Extract each line of the data below exactly as written.

• Given data:
----
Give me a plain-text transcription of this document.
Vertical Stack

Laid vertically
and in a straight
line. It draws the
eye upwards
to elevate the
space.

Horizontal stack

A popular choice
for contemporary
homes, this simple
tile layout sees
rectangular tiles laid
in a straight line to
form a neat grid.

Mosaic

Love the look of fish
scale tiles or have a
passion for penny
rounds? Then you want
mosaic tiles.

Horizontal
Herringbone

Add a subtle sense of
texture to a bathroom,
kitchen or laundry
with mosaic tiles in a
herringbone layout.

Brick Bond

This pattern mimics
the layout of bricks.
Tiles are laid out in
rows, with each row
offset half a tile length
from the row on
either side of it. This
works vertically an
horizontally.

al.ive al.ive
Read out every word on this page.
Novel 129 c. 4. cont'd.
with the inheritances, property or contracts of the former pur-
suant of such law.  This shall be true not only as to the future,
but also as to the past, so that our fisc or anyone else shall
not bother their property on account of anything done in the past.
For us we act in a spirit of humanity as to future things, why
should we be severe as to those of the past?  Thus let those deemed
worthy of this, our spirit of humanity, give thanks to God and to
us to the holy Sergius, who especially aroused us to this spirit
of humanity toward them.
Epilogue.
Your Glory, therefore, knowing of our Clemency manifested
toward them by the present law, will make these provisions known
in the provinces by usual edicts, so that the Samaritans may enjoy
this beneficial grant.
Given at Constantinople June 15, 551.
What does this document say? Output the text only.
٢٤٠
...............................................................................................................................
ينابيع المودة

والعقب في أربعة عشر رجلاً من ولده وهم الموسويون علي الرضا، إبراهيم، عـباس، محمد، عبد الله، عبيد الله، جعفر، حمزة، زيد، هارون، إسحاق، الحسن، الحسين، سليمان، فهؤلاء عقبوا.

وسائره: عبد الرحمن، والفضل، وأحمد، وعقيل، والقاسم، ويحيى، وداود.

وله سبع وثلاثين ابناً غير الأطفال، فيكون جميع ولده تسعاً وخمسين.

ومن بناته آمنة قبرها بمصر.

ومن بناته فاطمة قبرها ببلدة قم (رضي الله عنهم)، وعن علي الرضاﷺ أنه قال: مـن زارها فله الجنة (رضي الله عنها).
----
• Complete response:
Give me a plain-text transcription of this document.
Vertical Stack

Laid vertically
and in a straight
line. It draws the
eye upwards
to elevate the
space.

Horizontal stack

A popular choice
for contemporary
homes, this simple
tile layout sees
rectangular tiles laid
in a straight line to
form a neat grid.

Mosaic

Love the look of fish
scale tiles or have a
passion for penny
rounds? Then you want
mosaic tiles.

Horizontal
Herringbone

Add a subtle sense of
texture to a bathroom,
kitchen or laundry
with mosaic tiles in a
herringbone layout.

Brick Bond

This pattern mimics
the layout of bricks.
Tiles are laid out in
rows, with each row
offset half a tile length
from the row on
either side of it. This
works vertically an
horizontally.

al.ive al.ive
Read out every word on this page.
Novel 129 c. 4. cont'd.
with the inheritances, property or contracts of the former pur-
suant of such law.  This shall be true not only as to the future,
but also as to the past, so that our fisc or anyone else shall
not bother their property on account of anything done in the past.
For us we act in a spirit of humanity as to future things, why
should we be severe as to those of the past?  Thus let those deemed
worthy of this, our spirit of humanity, give thanks to God and to
us to the holy Sergius, who especially aroused us to this spirit
of humanity toward them.
Epilogue.
Your Glory, therefore, knowing of our Clemency manifested
toward them by the present law, will make these provisions known
in the provinces by usual edicts, so that the Samaritans may enjoy
this beneficial grant.
Given at Constantinople June 15, 551.
What does this document say? Output the text only.
٢٤٠
...............................................................................................................................
ينابيع المودة

والعقب في أربعة عشر رجلاً من ولده وهم الموسويون علي الرضا، إبراهيم، عـباس، محمد، عبد الله، عبيد الله، جعفر، حمزة، زيد، هارون، إسحاق، الحسن، الحسين، سليمان، فهؤلاء عقبوا.

وسائره: عبد الرحمن، والفضل، وأحمد، وعقيل، والقاسم، ويحيى، وداود.

وله سبع وثلاثين ابناً غير الأطفال، فيكون جميع ولده تسعاً وخمسين.

ومن بناته آمنة قبرها بمصر.

ومن بناته فاطمة قبرها ببلدة قم (رضي الله عنهم)، وعن علي الرضاﷺ أنه قال: مـن زارها فله الجنة (رضي الله عنها).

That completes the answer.